Given problem
Can you output the material exactly as written, minus any pictures it holds?

Input
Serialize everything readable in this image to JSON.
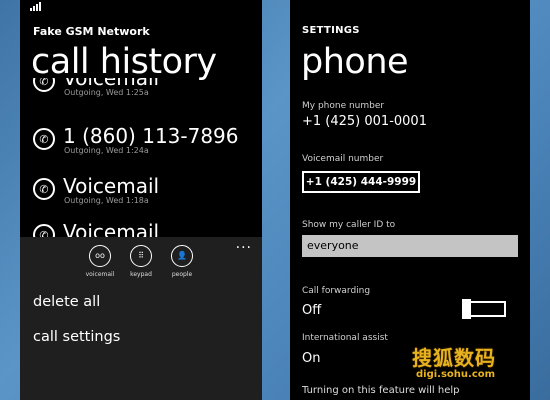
{
  "left_screen": {
    "network_name": "Fake GSM Network",
    "title": "call history",
    "calls": [
      {
        "name": "Voicemail",
        "detail": "Outgoing, Wed 1:25a"
      },
      {
        "name": "1 (860) 113-7896",
        "detail": "Outgoing, Wed 1:24a"
      },
      {
        "name": "Voicemail",
        "detail": "Outgoing, Wed 1:18a"
      },
      {
        "name": "Voicemail",
        "detail": ""
      }
    ],
    "app_bar": {
      "more": "...",
      "buttons": [
        {
          "label": "voicemail",
          "icon": "voicemail-icon",
          "glyph": "oo"
        },
        {
          "label": "keypad",
          "icon": "keypad-icon",
          "glyph": "⠿"
        },
        {
          "label": "people",
          "icon": "people-icon",
          "glyph": "👤"
        }
      ],
      "menu": [
        "delete all",
        "call settings"
      ]
    }
  },
  "right_screen": {
    "section": "SETTINGS",
    "title": "phone",
    "my_number_label": "My phone number",
    "my_number": "+1 (425) 001-0001",
    "voicemail_label": "Voicemail number",
    "voicemail_number": "+1 (425) 444-9999",
    "caller_id_label": "Show my caller ID to",
    "caller_id_value": "everyone",
    "forwarding_label": "Call forwarding",
    "forwarding_value": "Off",
    "intl_assist_label": "International assist",
    "intl_assist_value": "On",
    "intl_assist_note": "Turning on this feature will help"
  },
  "watermark": {
    "main": "搜狐数码",
    "sub": "digi.sohu.com"
  },
  "colors": {
    "background": "#4a84b6",
    "phone_bg": "#000000",
    "app_bar_bg": "#1f1f1f",
    "watermark": "#e8b21f"
  }
}
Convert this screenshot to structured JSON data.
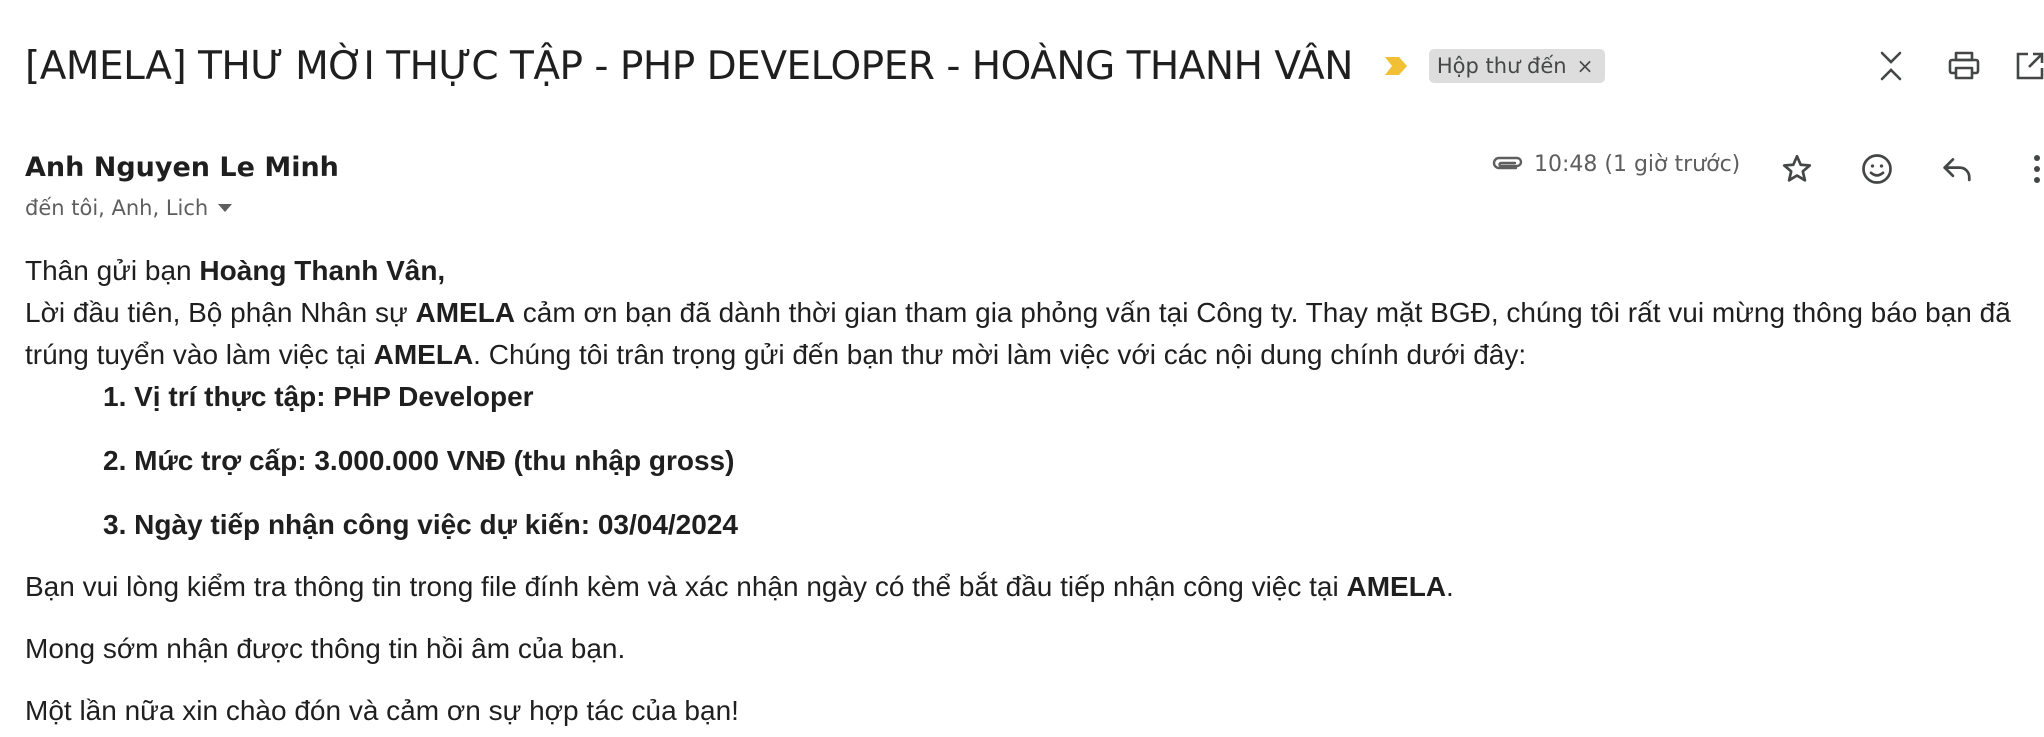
{
  "subject": "[AMELA] THƯ MỜI THỰC TẬP - PHP DEVELOPER - HOÀNG THANH VÂN",
  "label_chip": {
    "text": "Hộp thư đến",
    "remove": "×"
  },
  "sender": {
    "name": "Anh Nguyen Le Minh",
    "recipients": "đến tôi, Anh, Lich"
  },
  "meta": {
    "time": "10:48 (1 giờ trước)"
  },
  "icons": {
    "importance": "importance-marker-icon",
    "collapse": "collapse-all-icon",
    "print": "print-icon",
    "new_window": "open-in-new-window-icon",
    "attachment": "paperclip-icon",
    "star": "star-icon",
    "emoji": "emoji-reaction-icon",
    "reply": "reply-icon",
    "more": "more-vertical-icon",
    "caret": "dropdown-caret-icon"
  },
  "colors": {
    "importance": "#f2c035",
    "chip_bg": "#dddddd",
    "icon": "#444746"
  },
  "body": {
    "greeting_prefix": "Thân gửi bạn ",
    "greeting_name": "Hoàng Thanh Vân,",
    "para1_a": "Lời đầu tiên, Bộ phận Nhân sự ",
    "company": "AMELA",
    "para1_b": " cảm ơn bạn đã dành thời gian tham gia phỏng vấn tại Công ty. Thay mặt BGĐ, chúng tôi rất vui mừng thông báo bạn đã trúng tuyển vào làm việc tại ",
    "para1_c": ". Chúng tôi trân trọng gửi đến bạn thư mời làm việc với các nội dung chính dưới đây:",
    "list": [
      "1. Vị trí thực tập: PHP Developer",
      "2. Mức trợ cấp: 3.000.000 VNĐ (thu nhập gross)",
      "3. Ngày tiếp nhận công việc dự kiến: 03/04/2024"
    ],
    "para2_a": "Bạn vui lòng kiểm tra thông tin trong file đính kèm và xác nhận ngày có thể bắt đầu tiếp nhận công việc tại ",
    "para2_b": ".",
    "para3": "Mong sớm nhận được thông tin hồi âm của bạn.",
    "para4": "Một lần nữa xin chào đón và cảm ơn sự hợp tác của bạn!"
  }
}
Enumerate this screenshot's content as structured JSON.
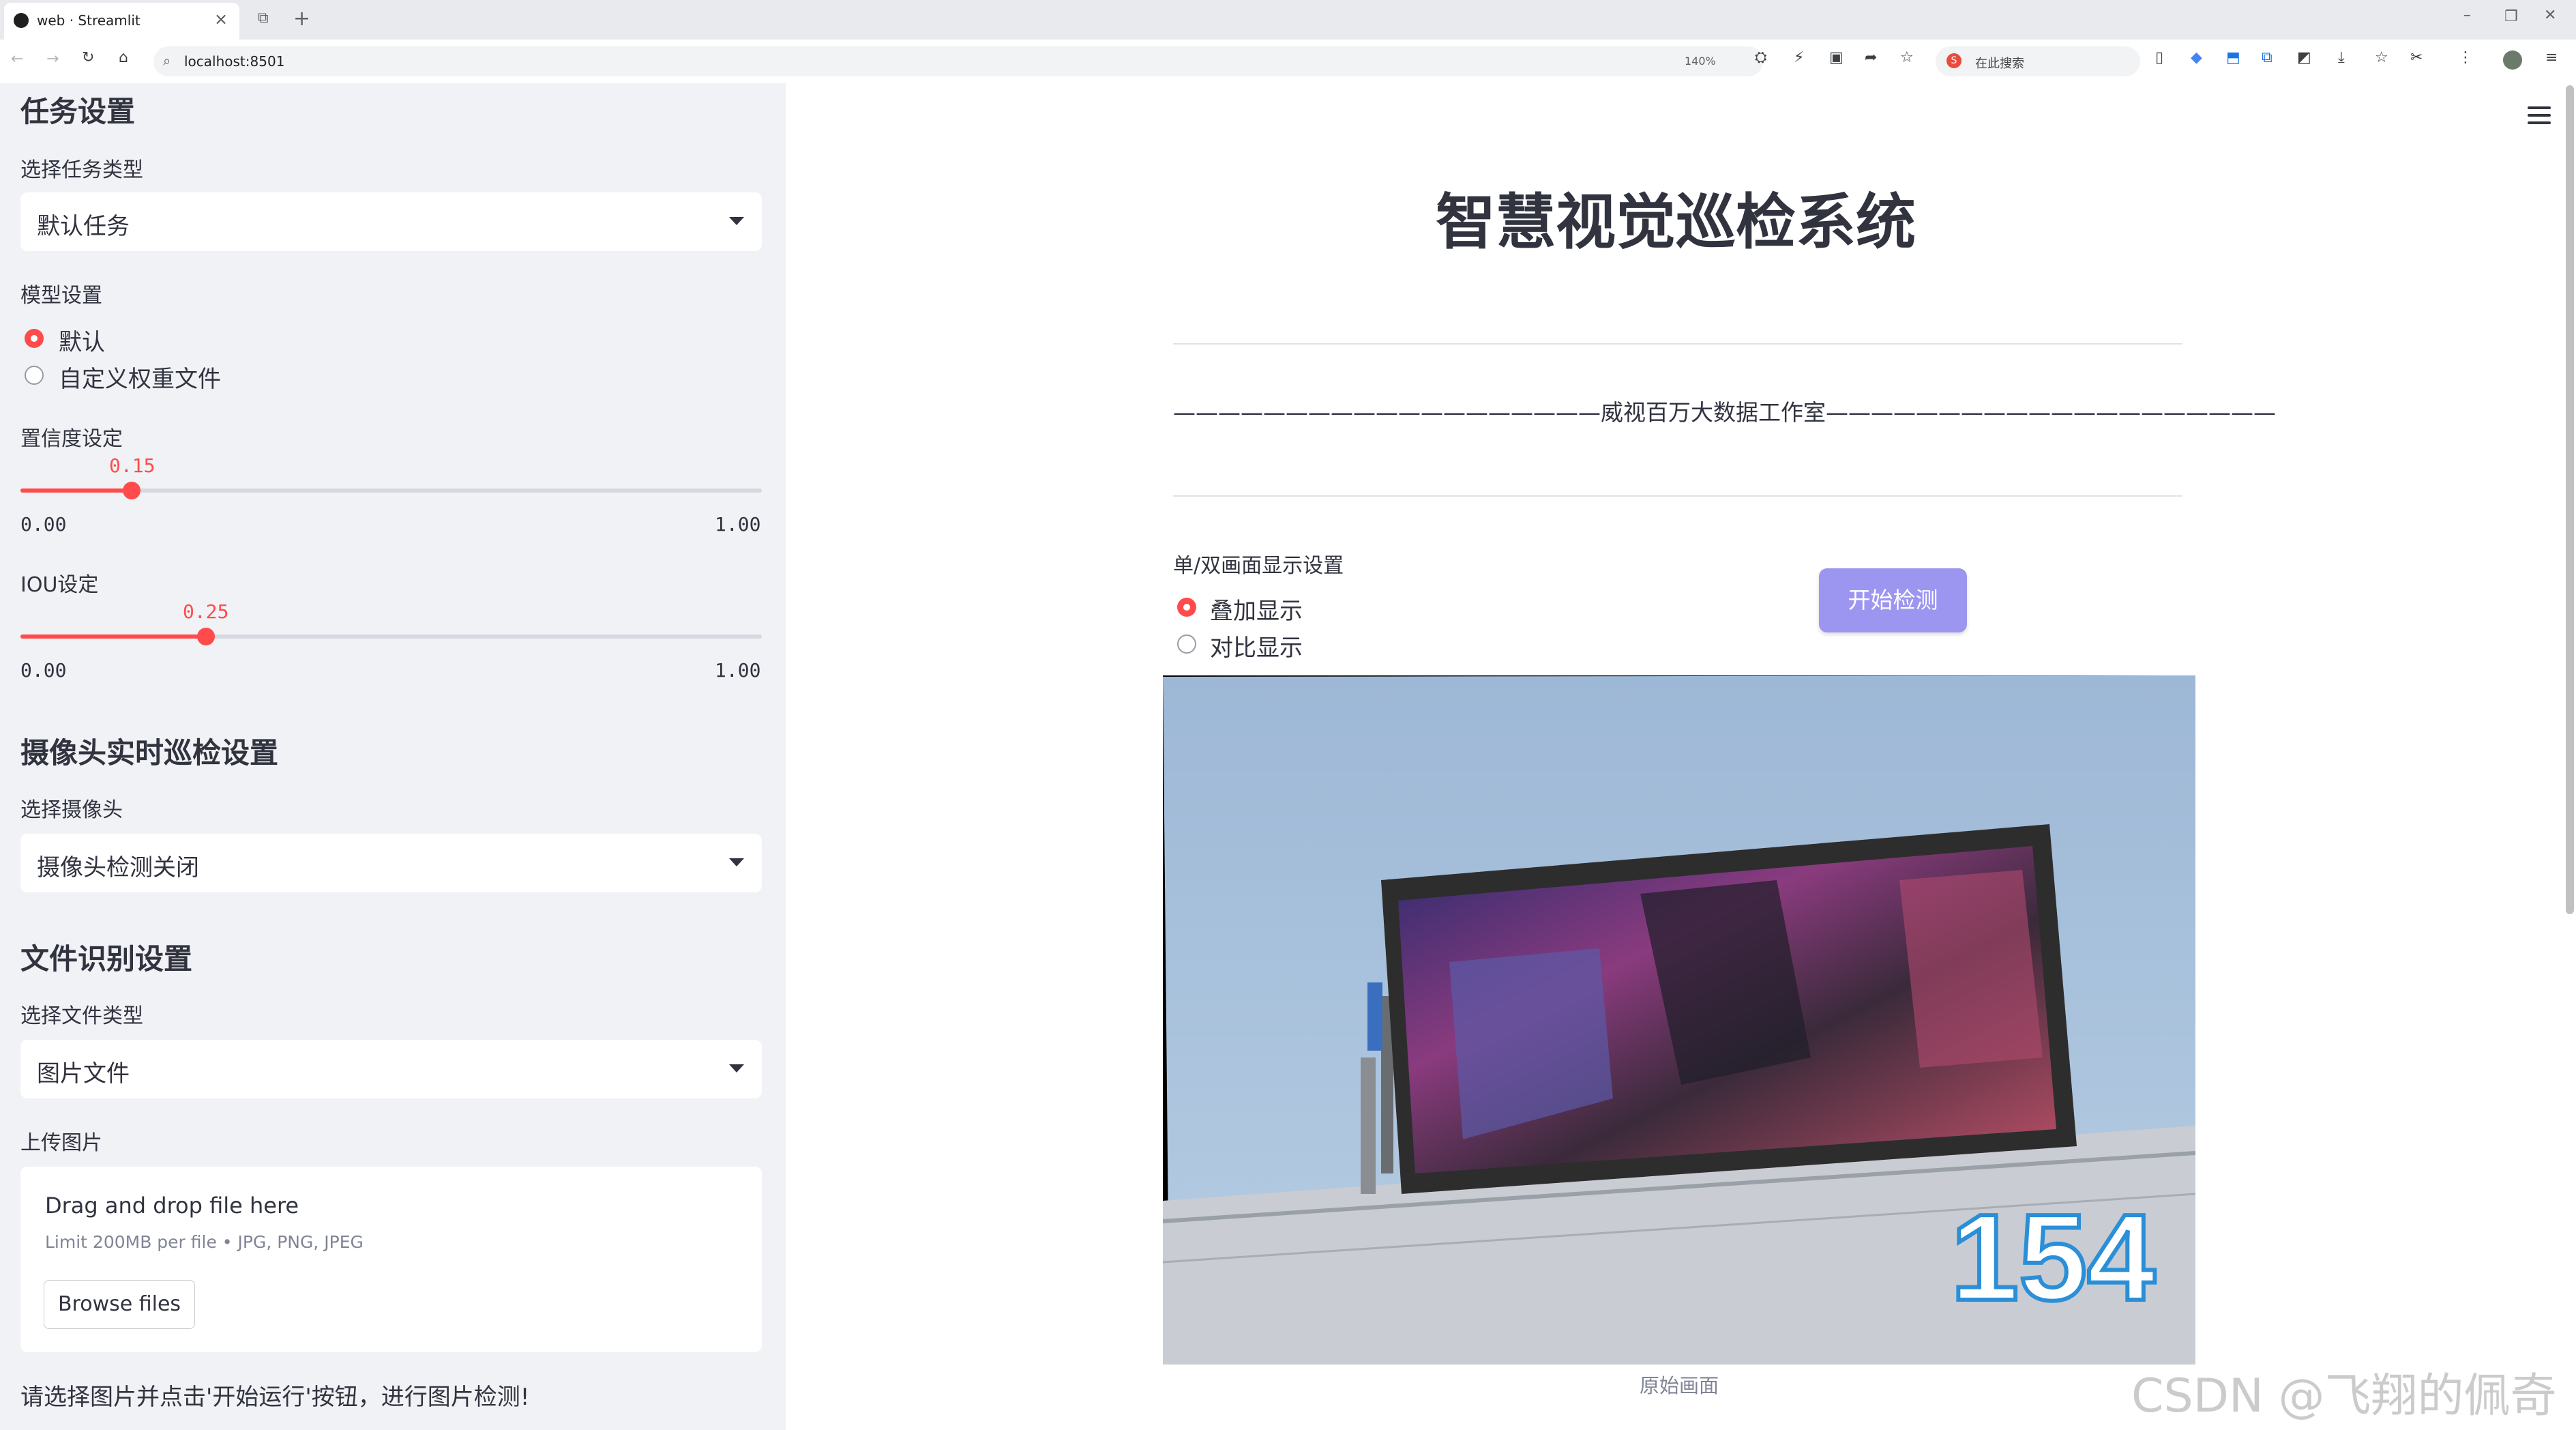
{
  "browser": {
    "tab_title": "web · Streamlit",
    "url": "localhost:8501",
    "zoom": "140%",
    "search_placeholder": "在此搜索"
  },
  "sidebar": {
    "task_section_title": "任务设置",
    "task_type_label": "选择任务类型",
    "task_type_value": "默认任务",
    "model_label": "模型设置",
    "model_options": [
      "默认",
      "自定义权重文件"
    ],
    "model_selected": 0,
    "conf_label": "置信度设定",
    "conf_value": "0.15",
    "conf_min": "0.00",
    "conf_max": "1.00",
    "conf_fraction": 0.15,
    "iou_label": "IOU设定",
    "iou_value": "0.25",
    "iou_min": "0.00",
    "iou_max": "1.00",
    "iou_fraction": 0.25,
    "camera_section_title": "摄像头实时巡检设置",
    "camera_label": "选择摄像头",
    "camera_value": "摄像头检测关闭",
    "file_section_title": "文件识别设置",
    "file_type_label": "选择文件类型",
    "file_type_value": "图片文件",
    "upload_label": "上传图片",
    "upload_drag_text": "Drag and drop file here",
    "upload_limit_text": "Limit 200MB per file • JPG, PNG, JPEG",
    "browse_label": "Browse files",
    "hint_text": "请选择图片并点击'开始运行'按钮，进行图片检测!"
  },
  "main": {
    "title": "智慧视觉巡检系统",
    "studio_line": "———————————————————威视百万大数据工作室————————————————————",
    "display_label": "单/双画面显示设置",
    "display_options": [
      "叠加显示",
      "对比显示"
    ],
    "display_selected": 0,
    "start_button": "开始检测",
    "image_number": "154",
    "image_caption": "原始画面"
  },
  "watermark": "CSDN @飞翔的佩奇",
  "colors": {
    "accent": "#ff4b4b",
    "button": "#9d96f0",
    "sidebar_bg": "#f0f2f6"
  }
}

Output for this exercise
Serialize everything readable in this image to JSON.
{
  "left_screen": {
    "network_name": "Fake GSM Network",
    "title": "call history",
    "calls": [
      {
        "name": "Voicemail",
        "detail": "Outgoing, Wed 1:25a"
      },
      {
        "name": "1 (860) 113-7896",
        "detail": "Outgoing, Wed 1:24a"
      },
      {
        "name": "Voicemail",
        "detail": "Outgoing, Wed 1:18a"
      },
      {
        "name": "Voicemail",
        "detail": ""
      }
    ],
    "app_bar": {
      "more": "...",
      "buttons": [
        {
          "label": "voicemail",
          "icon": "voicemail-icon",
          "glyph": "oo"
        },
        {
          "label": "keypad",
          "icon": "keypad-icon",
          "glyph": "⠿"
        },
        {
          "label": "people",
          "icon": "people-icon",
          "glyph": "👤"
        }
      ],
      "menu": [
        "delete all",
        "call settings"
      ]
    }
  },
  "right_screen": {
    "section": "SETTINGS",
    "title": "phone",
    "my_number_label": "My phone number",
    "my_number": "+1 (425) 001-0001",
    "voicemail_label": "Voicemail number",
    "voicemail_number": "+1 (425) 444-9999",
    "caller_id_label": "Show my caller ID to",
    "caller_id_value": "everyone",
    "forwarding_label": "Call forwarding",
    "forwarding_value": "Off",
    "intl_assist_label": "International assist",
    "intl_assist_value": "On",
    "intl_assist_note": "Turning on this feature will help"
  },
  "watermark": {
    "main": "搜狐数码",
    "sub": "digi.sohu.com"
  },
  "colors": {
    "background": "#4a84b6",
    "phone_bg": "#000000",
    "app_bar_bg": "#1f1f1f",
    "watermark": "#e8b21f"
  }
}
Convert this screenshot to structured JSON data.
{
  "subject": "[AMELA] THƯ MỜI THỰC TẬP - PHP DEVELOPER - HOÀNG THANH VÂN",
  "label_chip": {
    "text": "Hộp thư đến",
    "remove": "×"
  },
  "sender": {
    "name": "Anh Nguyen Le Minh",
    "recipients": "đến tôi, Anh, Lich"
  },
  "meta": {
    "time": "10:48 (1 giờ trước)"
  },
  "icons": {
    "importance": "importance-marker-icon",
    "collapse": "collapse-all-icon",
    "print": "print-icon",
    "new_window": "open-in-new-window-icon",
    "attachment": "paperclip-icon",
    "star": "star-icon",
    "emoji": "emoji-reaction-icon",
    "reply": "reply-icon",
    "more": "more-vertical-icon",
    "caret": "dropdown-caret-icon"
  },
  "colors": {
    "importance": "#f2c035",
    "chip_bg": "#dddddd",
    "icon": "#444746"
  },
  "body": {
    "greeting_prefix": "Thân gửi bạn ",
    "greeting_name": "Hoàng Thanh Vân,",
    "para1_a": "Lời đầu tiên, Bộ phận Nhân sự ",
    "company": "AMELA",
    "para1_b": " cảm ơn bạn đã dành thời gian tham gia phỏng vấn tại Công ty. Thay mặt BGĐ, chúng tôi rất vui mừng thông báo bạn đã trúng tuyển vào làm việc tại ",
    "para1_c": ". Chúng tôi trân trọng gửi đến bạn thư mời làm việc với các nội dung chính dưới đây:",
    "list": [
      "1. Vị trí thực tập: PHP Developer",
      "2. Mức trợ cấp: 3.000.000 VNĐ (thu nhập gross)",
      "3. Ngày tiếp nhận công việc dự kiến: 03/04/2024"
    ],
    "para2_a": "Bạn vui lòng kiểm tra thông tin trong file đính kèm và xác nhận ngày có thể bắt đầu tiếp nhận công việc tại ",
    "para2_b": ".",
    "para3": "Mong sớm nhận được thông tin hồi âm của bạn.",
    "para4": "Một lần nữa xin chào đón và cảm ơn sự hợp tác của bạn!"
  }
}
Enumerate this screenshot's content as structured JSON.
{
  "browser": {
    "tab_title": "web · Streamlit",
    "url": "localhost:8501",
    "zoom": "140%",
    "search_placeholder": "在此搜索"
  },
  "sidebar": {
    "task_section_title": "任务设置",
    "task_type_label": "选择任务类型",
    "task_type_value": "默认任务",
    "model_label": "模型设置",
    "model_options": [
      "默认",
      "自定义权重文件"
    ],
    "model_selected": 0,
    "conf_label": "置信度设定",
    "conf_value": "0.15",
    "conf_min": "0.00",
    "conf_max": "1.00",
    "conf_fraction": 0.15,
    "iou_label": "IOU设定",
    "iou_value": "0.25",
    "iou_min": "0.00",
    "iou_max": "1.00",
    "iou_fraction": 0.25,
    "camera_section_title": "摄像头实时巡检设置",
    "camera_label": "选择摄像头",
    "camera_value": "摄像头检测关闭",
    "file_section_title": "文件识别设置",
    "file_type_label": "选择文件类型",
    "file_type_value": "图片文件",
    "upload_label": "上传图片",
    "upload_drag_text": "Drag and drop file here",
    "upload_limit_text": "Limit 200MB per file • JPG, PNG, JPEG",
    "browse_label": "Browse files",
    "hint_text": "请选择图片并点击'开始运行'按钮，进行图片检测!"
  },
  "main": {
    "title": "智慧视觉巡检系统",
    "studio_line": "———————————————————威视百万大数据工作室————————————————————",
    "display_label": "单/双画面显示设置",
    "display_options": [
      "叠加显示",
      "对比显示"
    ],
    "display_selected": 0,
    "start_button": "开始检测",
    "image_number": "154",
    "image_caption": "原始画面"
  },
  "watermark": "CSDN @飞翔的佩奇",
  "colors": {
    "accent": "#ff4b4b",
    "button": "#9d96f0",
    "sidebar_bg": "#f0f2f6"
  }
}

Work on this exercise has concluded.